SHORT PROBLEM:
From the entries below, please gather each line containing the string "веществ".

(Data excerpts)
----

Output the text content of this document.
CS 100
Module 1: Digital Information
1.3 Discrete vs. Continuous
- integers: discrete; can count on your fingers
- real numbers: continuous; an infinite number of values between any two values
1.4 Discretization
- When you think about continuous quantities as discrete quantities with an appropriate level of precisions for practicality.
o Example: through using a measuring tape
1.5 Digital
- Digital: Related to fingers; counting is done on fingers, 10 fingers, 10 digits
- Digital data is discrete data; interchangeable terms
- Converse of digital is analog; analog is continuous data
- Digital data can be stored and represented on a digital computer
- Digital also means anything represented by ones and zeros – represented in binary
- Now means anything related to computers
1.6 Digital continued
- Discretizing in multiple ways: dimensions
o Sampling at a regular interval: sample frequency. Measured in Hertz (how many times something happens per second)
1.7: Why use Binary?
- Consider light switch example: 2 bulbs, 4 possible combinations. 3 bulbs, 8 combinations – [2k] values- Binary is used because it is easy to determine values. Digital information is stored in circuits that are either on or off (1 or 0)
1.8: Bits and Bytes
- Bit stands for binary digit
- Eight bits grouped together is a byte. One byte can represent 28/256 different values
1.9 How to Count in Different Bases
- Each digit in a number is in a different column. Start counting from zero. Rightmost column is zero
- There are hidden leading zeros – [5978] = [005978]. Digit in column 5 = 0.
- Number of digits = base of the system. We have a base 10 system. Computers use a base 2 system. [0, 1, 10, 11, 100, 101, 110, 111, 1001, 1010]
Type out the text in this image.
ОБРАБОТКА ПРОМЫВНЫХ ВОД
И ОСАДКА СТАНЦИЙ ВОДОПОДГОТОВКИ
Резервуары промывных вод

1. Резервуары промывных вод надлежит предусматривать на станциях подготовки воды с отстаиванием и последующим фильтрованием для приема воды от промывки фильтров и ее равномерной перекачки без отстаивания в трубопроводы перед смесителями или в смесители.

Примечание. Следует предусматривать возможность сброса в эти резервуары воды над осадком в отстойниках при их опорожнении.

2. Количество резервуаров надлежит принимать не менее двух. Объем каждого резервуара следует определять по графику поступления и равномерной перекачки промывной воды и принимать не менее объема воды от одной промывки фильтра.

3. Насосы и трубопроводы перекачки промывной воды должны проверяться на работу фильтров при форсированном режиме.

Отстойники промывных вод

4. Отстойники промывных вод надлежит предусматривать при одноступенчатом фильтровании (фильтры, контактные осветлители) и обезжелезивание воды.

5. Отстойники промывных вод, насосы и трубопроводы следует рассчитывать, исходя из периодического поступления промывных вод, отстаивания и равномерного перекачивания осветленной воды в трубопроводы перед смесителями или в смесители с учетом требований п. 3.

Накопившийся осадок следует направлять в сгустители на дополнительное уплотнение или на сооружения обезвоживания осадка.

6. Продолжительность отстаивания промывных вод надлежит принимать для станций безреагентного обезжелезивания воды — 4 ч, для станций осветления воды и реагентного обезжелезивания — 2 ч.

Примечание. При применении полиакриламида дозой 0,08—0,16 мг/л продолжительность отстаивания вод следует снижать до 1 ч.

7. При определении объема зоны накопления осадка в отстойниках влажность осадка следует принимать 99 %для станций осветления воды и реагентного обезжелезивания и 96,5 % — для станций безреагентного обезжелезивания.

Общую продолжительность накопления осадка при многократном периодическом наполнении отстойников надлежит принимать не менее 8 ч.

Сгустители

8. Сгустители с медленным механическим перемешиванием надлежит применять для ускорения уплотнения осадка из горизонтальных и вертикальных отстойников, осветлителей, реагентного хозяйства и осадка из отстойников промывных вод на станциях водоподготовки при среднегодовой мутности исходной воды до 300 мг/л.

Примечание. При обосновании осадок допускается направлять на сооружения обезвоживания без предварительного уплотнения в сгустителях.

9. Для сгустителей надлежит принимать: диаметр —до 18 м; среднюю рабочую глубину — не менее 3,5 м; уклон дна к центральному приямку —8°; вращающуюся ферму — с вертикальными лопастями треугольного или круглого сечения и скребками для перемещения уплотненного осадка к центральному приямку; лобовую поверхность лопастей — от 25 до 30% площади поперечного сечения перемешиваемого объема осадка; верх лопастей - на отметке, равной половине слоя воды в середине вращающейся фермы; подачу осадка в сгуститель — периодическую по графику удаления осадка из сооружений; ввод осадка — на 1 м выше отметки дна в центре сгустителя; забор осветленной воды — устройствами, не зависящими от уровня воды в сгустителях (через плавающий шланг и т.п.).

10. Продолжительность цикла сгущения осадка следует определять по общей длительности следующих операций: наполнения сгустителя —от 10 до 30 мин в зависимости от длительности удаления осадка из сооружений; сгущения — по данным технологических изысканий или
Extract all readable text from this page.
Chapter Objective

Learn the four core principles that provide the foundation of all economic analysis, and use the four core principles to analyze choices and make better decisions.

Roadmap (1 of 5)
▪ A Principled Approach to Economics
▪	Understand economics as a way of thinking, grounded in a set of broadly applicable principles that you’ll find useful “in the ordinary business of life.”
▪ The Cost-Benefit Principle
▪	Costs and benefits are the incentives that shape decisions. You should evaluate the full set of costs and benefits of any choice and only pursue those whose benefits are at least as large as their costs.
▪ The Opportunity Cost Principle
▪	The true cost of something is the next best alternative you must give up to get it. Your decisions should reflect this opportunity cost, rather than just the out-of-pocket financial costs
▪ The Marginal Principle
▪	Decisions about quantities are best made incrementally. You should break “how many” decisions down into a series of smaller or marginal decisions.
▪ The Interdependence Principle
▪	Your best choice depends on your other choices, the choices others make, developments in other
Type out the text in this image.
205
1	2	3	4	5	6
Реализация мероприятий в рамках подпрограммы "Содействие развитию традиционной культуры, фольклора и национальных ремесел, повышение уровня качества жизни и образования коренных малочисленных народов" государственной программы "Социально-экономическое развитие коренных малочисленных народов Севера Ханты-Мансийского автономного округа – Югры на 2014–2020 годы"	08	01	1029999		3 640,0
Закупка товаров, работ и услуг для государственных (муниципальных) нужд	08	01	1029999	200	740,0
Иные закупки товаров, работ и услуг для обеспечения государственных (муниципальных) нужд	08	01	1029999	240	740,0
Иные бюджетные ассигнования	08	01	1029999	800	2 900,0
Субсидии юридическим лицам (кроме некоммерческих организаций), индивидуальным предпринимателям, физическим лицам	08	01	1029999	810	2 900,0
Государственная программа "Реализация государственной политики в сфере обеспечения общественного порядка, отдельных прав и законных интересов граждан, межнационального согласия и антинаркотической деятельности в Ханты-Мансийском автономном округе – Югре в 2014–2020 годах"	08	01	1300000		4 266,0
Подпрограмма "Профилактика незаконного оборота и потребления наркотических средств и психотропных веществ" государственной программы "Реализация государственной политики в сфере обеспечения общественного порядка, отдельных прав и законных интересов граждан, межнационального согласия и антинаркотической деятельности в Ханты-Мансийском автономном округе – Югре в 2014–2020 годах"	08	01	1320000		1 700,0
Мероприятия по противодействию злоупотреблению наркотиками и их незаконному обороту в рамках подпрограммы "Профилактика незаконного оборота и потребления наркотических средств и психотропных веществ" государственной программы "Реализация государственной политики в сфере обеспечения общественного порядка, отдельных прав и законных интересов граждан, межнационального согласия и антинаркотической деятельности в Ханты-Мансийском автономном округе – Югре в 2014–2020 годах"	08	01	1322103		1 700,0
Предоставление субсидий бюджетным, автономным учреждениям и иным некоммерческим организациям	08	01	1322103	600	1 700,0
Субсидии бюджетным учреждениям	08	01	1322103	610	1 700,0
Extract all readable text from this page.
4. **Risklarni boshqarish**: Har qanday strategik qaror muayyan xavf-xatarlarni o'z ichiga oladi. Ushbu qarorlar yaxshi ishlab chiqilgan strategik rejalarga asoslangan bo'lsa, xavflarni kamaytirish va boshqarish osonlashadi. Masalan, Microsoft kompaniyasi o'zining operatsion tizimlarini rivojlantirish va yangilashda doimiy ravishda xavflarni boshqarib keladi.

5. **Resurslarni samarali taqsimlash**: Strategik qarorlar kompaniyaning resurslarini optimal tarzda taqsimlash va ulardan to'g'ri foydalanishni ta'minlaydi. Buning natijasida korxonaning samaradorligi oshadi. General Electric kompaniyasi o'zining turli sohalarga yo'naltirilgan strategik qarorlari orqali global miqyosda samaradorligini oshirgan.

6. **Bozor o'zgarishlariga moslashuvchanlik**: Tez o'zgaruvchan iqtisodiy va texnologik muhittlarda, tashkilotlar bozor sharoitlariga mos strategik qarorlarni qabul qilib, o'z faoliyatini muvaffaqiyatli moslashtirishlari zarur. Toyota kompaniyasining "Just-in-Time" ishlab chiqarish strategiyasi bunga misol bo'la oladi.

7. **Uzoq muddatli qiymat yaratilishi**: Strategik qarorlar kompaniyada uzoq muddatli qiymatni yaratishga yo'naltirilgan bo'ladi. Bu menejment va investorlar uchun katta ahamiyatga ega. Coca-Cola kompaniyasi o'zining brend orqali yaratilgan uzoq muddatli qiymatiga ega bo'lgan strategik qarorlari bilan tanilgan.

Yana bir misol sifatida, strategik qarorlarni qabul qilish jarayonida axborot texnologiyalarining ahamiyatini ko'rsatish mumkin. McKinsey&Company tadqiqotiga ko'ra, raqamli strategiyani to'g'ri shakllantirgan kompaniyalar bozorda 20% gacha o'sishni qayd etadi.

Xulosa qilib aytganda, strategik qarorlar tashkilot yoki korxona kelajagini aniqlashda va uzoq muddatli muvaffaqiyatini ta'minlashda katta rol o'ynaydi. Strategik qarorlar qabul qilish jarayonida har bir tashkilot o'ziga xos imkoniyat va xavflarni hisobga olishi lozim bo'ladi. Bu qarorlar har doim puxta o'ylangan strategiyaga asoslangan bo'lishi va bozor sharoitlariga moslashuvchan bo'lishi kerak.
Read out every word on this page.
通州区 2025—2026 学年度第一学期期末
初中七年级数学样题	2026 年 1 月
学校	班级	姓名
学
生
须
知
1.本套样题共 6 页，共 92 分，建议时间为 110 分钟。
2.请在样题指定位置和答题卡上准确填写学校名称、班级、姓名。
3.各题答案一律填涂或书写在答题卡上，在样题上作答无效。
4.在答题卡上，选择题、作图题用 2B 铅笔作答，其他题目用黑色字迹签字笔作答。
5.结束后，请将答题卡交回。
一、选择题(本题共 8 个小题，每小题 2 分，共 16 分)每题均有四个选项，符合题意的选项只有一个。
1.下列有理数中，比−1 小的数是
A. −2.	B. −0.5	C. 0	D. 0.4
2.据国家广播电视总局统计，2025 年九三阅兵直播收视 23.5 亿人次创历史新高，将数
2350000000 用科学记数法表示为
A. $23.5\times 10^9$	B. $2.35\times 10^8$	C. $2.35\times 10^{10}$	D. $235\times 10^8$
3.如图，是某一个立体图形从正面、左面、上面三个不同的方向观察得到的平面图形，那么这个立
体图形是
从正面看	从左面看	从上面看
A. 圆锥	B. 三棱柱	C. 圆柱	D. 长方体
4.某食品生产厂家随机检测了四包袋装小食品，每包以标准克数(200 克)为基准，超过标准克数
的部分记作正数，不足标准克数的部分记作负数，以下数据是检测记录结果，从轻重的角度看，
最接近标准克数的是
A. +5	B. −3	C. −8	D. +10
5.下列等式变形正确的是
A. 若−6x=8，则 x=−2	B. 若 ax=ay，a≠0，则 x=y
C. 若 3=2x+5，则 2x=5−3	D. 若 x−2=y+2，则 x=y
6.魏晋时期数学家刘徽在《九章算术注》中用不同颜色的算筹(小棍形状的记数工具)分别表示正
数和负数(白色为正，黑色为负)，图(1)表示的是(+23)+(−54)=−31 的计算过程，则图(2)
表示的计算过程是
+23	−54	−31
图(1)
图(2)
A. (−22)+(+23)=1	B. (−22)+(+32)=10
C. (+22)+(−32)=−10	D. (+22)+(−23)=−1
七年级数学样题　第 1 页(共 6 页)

----

RESULT BELOW:
Подпрограмма "Профилактика незаконного оборота и потребления наркотических средств и психотропных веществ" государственной программы "Реализация государственной политики в сфере обеспечения общественного порядка, отдельных прав и законных интересов граждан, межнационального согласия и антинаркотической деятельности в Ханты-Мансийском автономном округе – Югре в 2014–2020 годах"	08	01	1320000		1 700,0
Мероприятия по противодействию злоупотреблению наркотиками и их незаконному обороту в рамках подпрограммы "Профилактика незаконного оборота и потребления наркотических средств и психотропных веществ" государственной программы "Реализация государственной политики в сфере обеспечения общественного порядка, отдельных прав и законных интересов граждан, межнационального согласия и антинаркотической деятельности в Ханты-Мансийском автономном округе – Югре в 2014–2020 годах"	08	01	1322103		1 700,0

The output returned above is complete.